TASK DESCRIPTION:
Repeat the records below word for word, starting at the very beginning and ending with the line that contains "plot-area — [62, 42, 830, 460]", including that line.
-- START --
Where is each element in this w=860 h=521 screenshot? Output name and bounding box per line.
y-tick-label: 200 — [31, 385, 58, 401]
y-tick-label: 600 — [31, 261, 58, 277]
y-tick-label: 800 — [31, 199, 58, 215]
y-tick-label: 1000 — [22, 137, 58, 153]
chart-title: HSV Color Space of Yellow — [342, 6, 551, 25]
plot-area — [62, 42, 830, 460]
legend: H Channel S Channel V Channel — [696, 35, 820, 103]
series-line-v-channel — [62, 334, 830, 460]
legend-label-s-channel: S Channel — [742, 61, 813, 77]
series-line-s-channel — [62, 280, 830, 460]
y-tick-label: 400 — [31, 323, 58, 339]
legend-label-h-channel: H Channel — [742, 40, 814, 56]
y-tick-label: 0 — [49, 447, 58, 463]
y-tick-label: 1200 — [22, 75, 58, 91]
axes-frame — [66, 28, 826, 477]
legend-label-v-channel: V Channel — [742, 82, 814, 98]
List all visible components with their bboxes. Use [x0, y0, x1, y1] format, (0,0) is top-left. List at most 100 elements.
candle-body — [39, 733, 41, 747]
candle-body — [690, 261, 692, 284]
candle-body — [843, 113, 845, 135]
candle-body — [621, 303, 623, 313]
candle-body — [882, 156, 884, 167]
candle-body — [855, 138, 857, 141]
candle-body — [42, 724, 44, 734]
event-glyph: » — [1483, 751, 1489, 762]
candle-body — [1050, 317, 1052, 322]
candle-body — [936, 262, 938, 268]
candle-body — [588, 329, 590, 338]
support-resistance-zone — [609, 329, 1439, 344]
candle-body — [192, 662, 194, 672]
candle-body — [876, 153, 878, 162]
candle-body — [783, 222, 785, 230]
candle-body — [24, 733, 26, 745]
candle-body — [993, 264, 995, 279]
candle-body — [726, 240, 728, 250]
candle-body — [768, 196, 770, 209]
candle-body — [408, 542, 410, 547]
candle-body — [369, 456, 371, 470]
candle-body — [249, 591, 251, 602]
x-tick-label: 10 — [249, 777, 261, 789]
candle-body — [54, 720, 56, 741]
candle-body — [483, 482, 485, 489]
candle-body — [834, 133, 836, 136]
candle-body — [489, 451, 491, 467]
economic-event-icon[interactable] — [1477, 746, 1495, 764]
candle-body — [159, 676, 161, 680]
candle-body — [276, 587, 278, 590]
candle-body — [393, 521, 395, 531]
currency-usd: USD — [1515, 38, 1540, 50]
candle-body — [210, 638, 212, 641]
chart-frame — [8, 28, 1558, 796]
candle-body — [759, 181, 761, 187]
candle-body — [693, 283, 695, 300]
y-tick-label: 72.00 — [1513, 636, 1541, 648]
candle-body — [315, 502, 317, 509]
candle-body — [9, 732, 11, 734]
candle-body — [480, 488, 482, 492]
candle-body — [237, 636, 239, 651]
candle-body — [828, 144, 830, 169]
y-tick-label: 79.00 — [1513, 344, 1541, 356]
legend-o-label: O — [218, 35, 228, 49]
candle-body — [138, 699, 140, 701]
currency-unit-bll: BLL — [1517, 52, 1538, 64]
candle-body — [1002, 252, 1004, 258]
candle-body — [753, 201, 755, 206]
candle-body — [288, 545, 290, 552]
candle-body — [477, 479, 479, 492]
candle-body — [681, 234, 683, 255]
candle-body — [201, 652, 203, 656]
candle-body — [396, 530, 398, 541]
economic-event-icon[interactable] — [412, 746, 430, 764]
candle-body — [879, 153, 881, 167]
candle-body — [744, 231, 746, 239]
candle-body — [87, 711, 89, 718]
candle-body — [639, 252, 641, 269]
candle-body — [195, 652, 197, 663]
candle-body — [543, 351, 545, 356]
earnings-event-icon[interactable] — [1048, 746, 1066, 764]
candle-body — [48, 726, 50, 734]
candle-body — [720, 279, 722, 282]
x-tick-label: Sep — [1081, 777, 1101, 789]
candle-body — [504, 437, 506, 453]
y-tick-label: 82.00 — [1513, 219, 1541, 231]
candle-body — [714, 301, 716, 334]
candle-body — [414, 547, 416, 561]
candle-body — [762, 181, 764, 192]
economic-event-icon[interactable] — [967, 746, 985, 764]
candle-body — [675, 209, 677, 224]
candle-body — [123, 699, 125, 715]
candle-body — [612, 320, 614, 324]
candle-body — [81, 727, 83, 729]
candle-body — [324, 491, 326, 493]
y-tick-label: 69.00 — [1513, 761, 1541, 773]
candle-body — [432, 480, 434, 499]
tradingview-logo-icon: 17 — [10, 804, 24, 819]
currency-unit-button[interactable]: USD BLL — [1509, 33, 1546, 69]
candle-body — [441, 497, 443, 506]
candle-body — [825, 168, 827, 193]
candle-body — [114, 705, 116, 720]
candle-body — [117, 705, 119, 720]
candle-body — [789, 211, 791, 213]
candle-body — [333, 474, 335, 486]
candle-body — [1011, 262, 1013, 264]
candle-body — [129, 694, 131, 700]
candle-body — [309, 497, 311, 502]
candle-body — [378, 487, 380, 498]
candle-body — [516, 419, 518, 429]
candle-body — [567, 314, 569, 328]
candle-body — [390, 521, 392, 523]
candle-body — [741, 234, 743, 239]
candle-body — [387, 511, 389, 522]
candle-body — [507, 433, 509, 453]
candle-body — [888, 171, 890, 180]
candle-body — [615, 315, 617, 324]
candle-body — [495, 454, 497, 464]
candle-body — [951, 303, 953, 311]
-- END --
WRITTEN ANSWER:
Where is each element in this w=860 h=521 screenshot? Output name and bounding box per line.
y-tick-label: 200 — [31, 385, 58, 401]
y-tick-label: 600 — [31, 261, 58, 277]
y-tick-label: 800 — [31, 199, 58, 215]
y-tick-label: 1000 — [22, 137, 58, 153]
chart-title: HSV Color Space of Yellow — [342, 6, 551, 25]
plot-area — [62, 42, 830, 460]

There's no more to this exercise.